#### [Work to do]
Extract the lines that carry the string "houses" from the listing.

[start of Entries provided]

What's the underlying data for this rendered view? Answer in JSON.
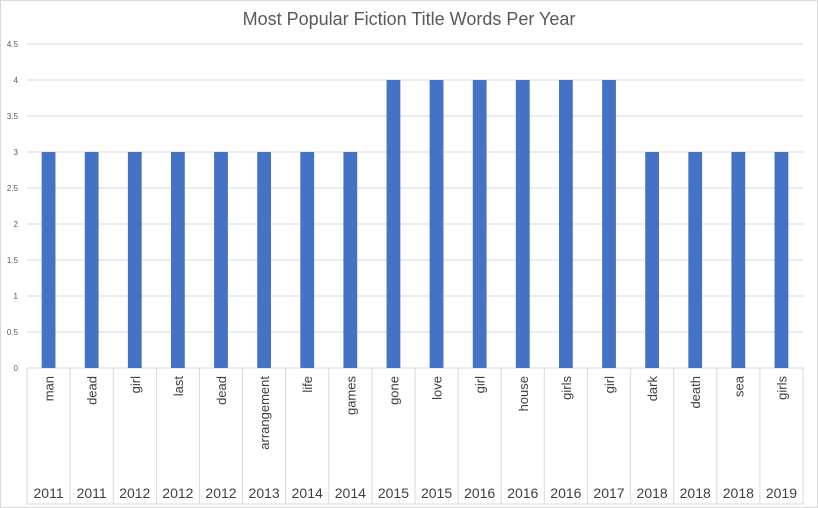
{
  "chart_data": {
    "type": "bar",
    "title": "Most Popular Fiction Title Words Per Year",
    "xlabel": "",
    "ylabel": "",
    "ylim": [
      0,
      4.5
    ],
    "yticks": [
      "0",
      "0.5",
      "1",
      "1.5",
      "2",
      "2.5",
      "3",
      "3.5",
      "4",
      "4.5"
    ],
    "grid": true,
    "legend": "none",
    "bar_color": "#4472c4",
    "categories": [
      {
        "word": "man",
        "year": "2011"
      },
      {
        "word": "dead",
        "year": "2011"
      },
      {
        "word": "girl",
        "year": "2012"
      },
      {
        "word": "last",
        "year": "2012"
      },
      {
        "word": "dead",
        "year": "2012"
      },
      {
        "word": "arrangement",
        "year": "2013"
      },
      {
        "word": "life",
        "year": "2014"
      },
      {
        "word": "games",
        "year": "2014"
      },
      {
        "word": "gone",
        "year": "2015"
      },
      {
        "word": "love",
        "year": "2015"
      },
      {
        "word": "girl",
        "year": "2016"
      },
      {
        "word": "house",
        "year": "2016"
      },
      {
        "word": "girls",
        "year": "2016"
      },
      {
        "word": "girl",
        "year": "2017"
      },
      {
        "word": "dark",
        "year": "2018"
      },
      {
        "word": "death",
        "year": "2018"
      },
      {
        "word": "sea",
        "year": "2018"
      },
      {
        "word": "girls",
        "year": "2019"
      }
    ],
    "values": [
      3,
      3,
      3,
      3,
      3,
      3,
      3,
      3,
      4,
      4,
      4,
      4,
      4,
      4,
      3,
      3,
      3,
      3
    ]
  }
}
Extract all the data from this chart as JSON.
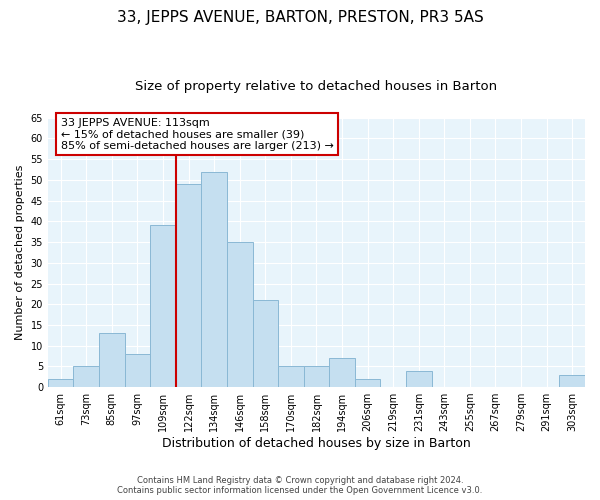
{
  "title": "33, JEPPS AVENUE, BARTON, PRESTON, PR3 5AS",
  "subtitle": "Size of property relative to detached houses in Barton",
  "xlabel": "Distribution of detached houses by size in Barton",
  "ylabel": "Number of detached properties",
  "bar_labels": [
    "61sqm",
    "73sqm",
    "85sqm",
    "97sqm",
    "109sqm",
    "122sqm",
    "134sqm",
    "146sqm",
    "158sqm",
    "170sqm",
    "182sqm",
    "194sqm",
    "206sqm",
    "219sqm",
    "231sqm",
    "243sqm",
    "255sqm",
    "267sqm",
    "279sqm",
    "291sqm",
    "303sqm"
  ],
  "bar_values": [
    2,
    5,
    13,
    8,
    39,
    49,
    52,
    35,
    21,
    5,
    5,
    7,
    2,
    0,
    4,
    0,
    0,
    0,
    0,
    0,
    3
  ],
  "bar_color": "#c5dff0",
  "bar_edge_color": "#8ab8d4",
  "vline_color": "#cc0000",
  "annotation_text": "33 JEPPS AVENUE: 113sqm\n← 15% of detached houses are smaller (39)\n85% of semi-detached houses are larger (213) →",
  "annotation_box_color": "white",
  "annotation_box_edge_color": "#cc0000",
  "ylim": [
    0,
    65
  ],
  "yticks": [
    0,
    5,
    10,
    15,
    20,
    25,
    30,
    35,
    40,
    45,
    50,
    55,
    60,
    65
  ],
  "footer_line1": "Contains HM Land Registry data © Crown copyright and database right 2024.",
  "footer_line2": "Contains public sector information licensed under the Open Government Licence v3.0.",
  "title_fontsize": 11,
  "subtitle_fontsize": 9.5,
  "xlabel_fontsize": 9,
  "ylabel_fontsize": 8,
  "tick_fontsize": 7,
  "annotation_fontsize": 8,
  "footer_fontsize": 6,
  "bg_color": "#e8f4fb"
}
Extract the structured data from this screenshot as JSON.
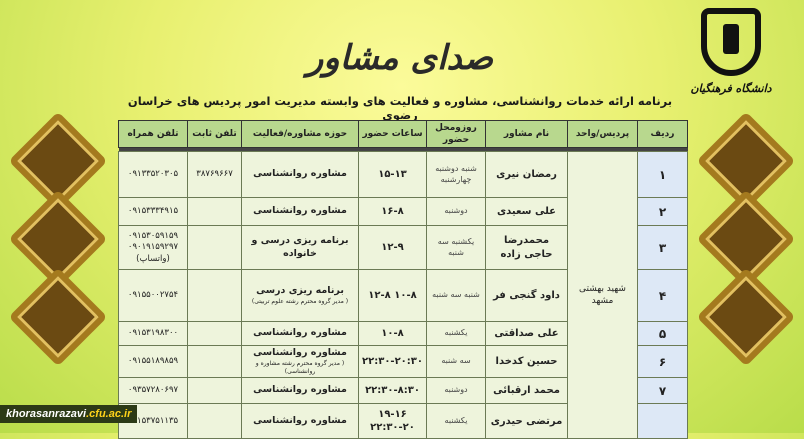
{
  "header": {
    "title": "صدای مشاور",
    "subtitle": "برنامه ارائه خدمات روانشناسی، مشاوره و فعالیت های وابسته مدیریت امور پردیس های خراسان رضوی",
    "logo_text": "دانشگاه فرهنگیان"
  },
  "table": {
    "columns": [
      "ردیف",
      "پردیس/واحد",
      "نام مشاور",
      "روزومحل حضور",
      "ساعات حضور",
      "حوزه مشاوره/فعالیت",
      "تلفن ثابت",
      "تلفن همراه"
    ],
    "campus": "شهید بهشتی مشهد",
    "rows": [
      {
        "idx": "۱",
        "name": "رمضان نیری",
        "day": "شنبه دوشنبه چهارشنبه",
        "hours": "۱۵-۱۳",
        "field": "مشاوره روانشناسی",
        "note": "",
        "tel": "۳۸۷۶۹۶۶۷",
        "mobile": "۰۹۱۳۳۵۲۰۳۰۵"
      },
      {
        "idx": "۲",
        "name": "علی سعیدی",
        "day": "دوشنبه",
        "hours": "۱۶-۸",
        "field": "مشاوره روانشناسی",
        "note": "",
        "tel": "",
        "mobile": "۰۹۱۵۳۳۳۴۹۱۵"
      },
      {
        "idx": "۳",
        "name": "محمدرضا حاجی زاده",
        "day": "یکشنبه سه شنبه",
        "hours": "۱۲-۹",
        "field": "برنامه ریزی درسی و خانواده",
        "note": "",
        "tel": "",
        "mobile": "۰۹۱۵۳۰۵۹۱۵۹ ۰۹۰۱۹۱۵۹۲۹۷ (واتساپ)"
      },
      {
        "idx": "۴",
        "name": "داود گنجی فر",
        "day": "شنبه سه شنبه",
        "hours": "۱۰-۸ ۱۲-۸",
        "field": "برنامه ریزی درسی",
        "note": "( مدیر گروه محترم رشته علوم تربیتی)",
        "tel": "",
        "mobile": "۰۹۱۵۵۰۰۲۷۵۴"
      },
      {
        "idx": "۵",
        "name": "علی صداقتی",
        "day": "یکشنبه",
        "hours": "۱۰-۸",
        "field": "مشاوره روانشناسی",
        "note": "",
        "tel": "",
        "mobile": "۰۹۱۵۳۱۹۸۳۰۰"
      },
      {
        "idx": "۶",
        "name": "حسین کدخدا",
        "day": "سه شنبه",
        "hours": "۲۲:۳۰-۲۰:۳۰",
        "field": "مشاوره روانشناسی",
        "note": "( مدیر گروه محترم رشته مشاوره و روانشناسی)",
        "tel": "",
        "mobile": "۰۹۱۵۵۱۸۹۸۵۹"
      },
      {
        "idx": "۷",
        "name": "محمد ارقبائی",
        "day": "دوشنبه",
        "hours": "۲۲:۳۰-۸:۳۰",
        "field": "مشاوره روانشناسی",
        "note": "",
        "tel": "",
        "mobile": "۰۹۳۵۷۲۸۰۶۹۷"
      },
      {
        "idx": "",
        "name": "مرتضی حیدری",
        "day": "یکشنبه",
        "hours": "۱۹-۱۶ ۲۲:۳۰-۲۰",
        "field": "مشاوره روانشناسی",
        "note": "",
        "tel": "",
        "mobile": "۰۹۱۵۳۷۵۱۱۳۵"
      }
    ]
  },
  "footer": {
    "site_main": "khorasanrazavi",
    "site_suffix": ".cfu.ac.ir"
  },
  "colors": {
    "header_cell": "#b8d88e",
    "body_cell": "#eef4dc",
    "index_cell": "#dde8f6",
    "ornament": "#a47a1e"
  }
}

[end of Entries provided]
[start of Entries provided]

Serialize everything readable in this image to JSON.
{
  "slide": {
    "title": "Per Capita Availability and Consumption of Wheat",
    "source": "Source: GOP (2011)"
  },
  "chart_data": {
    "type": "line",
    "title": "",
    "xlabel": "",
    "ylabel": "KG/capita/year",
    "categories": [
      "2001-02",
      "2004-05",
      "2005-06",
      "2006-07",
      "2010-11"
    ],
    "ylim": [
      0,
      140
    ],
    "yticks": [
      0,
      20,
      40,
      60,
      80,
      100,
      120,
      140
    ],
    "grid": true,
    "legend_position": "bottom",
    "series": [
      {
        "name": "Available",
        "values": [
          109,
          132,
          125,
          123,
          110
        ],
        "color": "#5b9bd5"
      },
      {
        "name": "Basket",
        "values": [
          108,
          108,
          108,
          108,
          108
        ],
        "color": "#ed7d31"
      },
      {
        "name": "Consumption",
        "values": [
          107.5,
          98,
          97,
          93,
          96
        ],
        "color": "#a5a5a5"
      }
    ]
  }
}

[end of Entries provided]
[start of Entries provided]

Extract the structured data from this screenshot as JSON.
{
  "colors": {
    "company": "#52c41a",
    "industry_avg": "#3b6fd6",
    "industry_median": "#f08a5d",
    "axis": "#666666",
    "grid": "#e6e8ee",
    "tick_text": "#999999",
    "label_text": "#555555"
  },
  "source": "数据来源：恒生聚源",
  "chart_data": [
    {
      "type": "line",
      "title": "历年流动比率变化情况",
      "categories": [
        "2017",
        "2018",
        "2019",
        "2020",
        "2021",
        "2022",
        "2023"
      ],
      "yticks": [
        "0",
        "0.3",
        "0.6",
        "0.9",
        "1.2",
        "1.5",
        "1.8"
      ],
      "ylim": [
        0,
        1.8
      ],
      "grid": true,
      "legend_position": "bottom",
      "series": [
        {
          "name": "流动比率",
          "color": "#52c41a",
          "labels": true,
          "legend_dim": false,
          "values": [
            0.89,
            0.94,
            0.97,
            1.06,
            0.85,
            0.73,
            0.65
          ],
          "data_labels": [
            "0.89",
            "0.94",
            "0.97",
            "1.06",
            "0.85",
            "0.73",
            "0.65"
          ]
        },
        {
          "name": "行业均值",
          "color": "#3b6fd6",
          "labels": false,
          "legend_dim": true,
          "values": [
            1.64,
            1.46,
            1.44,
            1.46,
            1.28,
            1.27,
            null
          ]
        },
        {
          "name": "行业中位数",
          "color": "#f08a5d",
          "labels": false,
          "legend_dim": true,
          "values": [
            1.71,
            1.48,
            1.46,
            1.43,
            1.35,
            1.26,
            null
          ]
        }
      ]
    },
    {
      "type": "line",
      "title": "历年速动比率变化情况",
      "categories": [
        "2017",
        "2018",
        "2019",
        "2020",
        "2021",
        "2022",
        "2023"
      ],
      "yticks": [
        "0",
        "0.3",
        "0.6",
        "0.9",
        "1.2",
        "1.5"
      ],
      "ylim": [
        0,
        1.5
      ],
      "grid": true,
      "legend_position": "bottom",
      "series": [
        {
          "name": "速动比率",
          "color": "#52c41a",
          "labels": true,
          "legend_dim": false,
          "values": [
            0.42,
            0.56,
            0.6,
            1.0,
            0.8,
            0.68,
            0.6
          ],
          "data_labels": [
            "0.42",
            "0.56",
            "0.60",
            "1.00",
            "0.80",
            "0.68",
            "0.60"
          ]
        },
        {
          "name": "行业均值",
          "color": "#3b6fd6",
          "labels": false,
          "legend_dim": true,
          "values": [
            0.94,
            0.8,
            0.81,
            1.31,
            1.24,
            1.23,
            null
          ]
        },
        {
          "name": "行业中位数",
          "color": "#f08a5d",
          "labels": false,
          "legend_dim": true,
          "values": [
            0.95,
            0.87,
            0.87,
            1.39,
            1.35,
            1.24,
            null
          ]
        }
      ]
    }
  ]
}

[end of Entries provided]

#### [Output of the task]
  "subtitle": "Size of property relative to detached houses in Barton",
  "xlabel": "Distribution of detached houses by size in Barton",
  "annotation_text": "33 JEPPS AVENUE: 113sqm\n← 15% of detached houses are smaller (39)\n85% of semi-detached houses are larger (213) →",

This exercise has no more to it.